§ Direction: Type out every line below exactly as it reads.

§ Data section:
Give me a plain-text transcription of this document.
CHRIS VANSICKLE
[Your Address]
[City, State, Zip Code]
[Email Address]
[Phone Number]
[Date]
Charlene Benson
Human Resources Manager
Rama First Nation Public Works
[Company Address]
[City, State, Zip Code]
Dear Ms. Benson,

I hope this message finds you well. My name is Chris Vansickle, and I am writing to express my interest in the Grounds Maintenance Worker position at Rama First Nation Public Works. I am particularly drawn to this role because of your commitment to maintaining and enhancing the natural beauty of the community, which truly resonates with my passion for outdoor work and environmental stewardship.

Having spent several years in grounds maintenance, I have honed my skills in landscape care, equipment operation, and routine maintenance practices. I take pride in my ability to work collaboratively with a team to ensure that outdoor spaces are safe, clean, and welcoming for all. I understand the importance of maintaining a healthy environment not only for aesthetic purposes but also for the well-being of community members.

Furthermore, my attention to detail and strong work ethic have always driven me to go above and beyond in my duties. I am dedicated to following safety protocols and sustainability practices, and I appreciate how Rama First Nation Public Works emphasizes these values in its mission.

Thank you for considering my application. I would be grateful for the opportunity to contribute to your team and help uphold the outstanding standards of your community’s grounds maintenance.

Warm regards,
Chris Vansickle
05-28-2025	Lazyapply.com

§ Answer to the exercise:
Give me a plain-text transcription of this document.
CHRIS VANSICKLE
[Your Address]
[City, State, Zip Code]
[Email Address]
[Phone Number]
[Date]
Charlene Benson
Human Resources Manager
Rama First Nation Public Works
[Company Address]
[City, State, Zip Code]
Dear Ms. Benson,

I hope this message finds you well. My name is Chris Vansickle, and I am writing to express my interest in the Grounds Maintenance Worker position at Rama First Nation Public Works. I am particularly drawn to this role because of your commitment to maintaining and enhancing the natural beauty of the community, which truly resonates with my passion for outdoor work and environmental stewardship.

Having spent several years in grounds maintenance, I have honed my skills in landscape care, equipment operation, and routine maintenance practices. I take pride in my ability to work collaboratively with a team to ensure that outdoor spaces are safe, clean, and welcoming for all. I understand the importance of maintaining a healthy environment not only for aesthetic purposes but also for the well-being of community members.

Furthermore, my attention to detail and strong work ethic have always driven me to go above and beyond in my duties. I am dedicated to following safety protocols and sustainability practices, and I appreciate how Rama First Nation Public Works emphasizes these values in its mission.

Thank you for considering my application. I would be grateful for the opportunity to contribute to your team and help uphold the outstanding standards of your community’s grounds maintenance.

Warm regards,
Chris Vansickle
05-28-2025	Lazyapply.com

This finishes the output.